▶ _Dataset entries_

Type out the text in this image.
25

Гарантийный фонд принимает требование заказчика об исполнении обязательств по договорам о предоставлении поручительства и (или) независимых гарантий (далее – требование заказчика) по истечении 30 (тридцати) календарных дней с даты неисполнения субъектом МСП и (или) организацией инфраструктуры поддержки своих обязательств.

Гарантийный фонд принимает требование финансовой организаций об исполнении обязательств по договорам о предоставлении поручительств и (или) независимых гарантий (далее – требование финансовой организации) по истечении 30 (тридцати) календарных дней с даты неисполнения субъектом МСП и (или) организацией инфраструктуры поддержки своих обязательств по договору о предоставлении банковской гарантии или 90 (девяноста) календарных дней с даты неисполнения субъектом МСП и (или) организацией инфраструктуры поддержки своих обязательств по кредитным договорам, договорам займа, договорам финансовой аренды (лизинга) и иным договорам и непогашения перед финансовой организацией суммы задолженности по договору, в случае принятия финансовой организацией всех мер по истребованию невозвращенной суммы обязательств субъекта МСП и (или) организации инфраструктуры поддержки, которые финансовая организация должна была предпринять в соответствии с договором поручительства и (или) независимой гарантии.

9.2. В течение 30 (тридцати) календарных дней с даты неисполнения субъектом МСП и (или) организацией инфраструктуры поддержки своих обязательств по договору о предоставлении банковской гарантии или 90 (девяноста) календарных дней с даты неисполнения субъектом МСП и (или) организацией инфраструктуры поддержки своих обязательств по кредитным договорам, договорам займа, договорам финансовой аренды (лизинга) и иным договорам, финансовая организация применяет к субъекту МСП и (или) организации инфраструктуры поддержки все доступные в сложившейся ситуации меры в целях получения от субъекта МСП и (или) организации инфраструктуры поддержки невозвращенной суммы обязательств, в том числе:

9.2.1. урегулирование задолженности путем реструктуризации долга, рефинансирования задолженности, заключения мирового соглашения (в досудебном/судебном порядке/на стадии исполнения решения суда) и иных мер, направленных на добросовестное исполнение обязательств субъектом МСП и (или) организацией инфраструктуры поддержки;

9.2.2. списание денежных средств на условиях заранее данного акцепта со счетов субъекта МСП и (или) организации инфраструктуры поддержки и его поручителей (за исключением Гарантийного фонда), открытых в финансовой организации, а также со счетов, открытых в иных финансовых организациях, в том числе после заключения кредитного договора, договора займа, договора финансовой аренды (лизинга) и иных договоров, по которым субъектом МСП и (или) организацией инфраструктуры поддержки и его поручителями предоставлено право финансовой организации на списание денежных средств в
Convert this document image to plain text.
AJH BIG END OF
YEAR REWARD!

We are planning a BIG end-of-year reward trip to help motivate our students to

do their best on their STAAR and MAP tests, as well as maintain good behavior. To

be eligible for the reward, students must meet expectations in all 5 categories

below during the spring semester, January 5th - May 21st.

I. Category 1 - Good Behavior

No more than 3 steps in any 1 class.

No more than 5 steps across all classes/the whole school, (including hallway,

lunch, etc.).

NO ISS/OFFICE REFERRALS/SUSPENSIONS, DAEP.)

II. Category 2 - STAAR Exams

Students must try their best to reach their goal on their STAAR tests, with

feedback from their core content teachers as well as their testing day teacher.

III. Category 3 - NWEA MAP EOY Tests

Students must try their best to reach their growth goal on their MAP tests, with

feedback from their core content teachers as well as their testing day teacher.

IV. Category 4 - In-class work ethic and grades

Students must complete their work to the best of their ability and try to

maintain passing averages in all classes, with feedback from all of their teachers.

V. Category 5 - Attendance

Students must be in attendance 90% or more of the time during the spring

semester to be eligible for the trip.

...

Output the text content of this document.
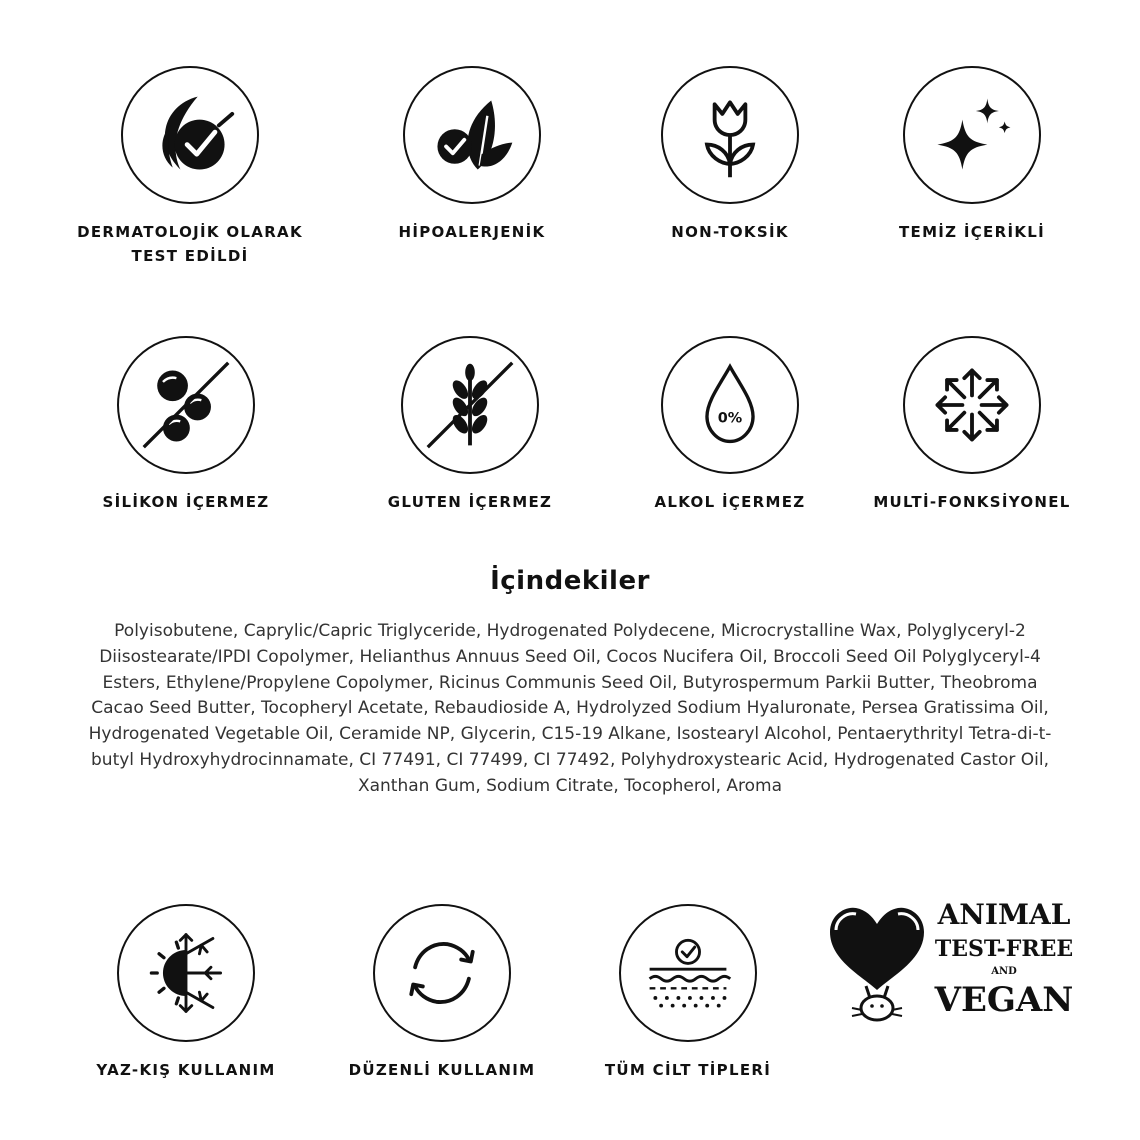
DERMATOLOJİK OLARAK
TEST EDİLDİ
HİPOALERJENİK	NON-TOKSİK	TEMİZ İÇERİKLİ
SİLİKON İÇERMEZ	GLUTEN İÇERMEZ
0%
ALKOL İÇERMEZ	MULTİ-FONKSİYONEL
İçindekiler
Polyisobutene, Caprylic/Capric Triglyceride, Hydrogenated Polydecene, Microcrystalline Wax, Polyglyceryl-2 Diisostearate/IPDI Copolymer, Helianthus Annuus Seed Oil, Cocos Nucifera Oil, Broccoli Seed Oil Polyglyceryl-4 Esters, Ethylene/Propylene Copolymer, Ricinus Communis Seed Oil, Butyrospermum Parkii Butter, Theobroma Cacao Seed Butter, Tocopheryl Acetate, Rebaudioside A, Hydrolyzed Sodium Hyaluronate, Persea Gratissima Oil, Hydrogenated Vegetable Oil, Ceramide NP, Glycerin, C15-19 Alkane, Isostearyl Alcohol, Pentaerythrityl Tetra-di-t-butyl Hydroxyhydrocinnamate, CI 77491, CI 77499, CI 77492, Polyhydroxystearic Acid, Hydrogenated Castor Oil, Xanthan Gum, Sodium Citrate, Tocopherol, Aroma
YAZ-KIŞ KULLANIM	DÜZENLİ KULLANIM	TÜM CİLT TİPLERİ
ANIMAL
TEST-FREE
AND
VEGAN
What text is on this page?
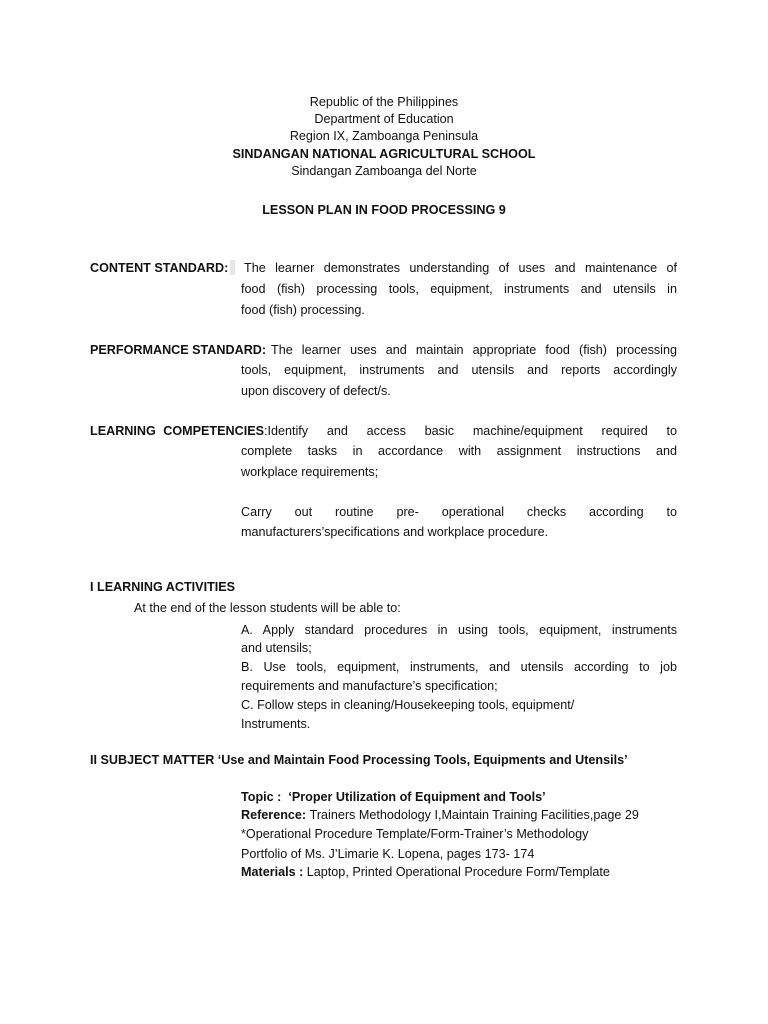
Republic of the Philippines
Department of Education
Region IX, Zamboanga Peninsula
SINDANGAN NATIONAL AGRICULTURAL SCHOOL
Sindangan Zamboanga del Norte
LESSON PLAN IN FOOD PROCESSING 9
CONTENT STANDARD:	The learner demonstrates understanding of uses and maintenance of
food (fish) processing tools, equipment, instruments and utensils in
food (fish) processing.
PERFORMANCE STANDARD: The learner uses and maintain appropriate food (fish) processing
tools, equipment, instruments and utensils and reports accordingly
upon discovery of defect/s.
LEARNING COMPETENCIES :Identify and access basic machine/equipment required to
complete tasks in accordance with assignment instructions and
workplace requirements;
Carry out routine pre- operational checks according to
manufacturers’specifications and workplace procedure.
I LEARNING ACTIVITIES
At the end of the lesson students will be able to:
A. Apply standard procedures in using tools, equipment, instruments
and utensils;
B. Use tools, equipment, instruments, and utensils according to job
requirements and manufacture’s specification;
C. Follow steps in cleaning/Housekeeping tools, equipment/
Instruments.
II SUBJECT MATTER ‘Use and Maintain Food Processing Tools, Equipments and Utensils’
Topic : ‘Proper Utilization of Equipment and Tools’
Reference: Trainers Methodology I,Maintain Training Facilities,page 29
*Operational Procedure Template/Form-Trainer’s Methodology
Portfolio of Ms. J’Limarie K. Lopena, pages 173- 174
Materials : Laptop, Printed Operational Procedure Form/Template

▶ _YOUR GOAL_
Scan the listing above for the word "with" and copy every line that holds it.

▶ _REPLY TO THE EXERCISE_
Students must try their best to reach their goal on their STAAR tests, with
Students must try their best to reach their growth goal on their MAP tests, with
maintain passing averages in all classes, with feedback from all of their teachers.
complete tasks in accordance with assignment instructions and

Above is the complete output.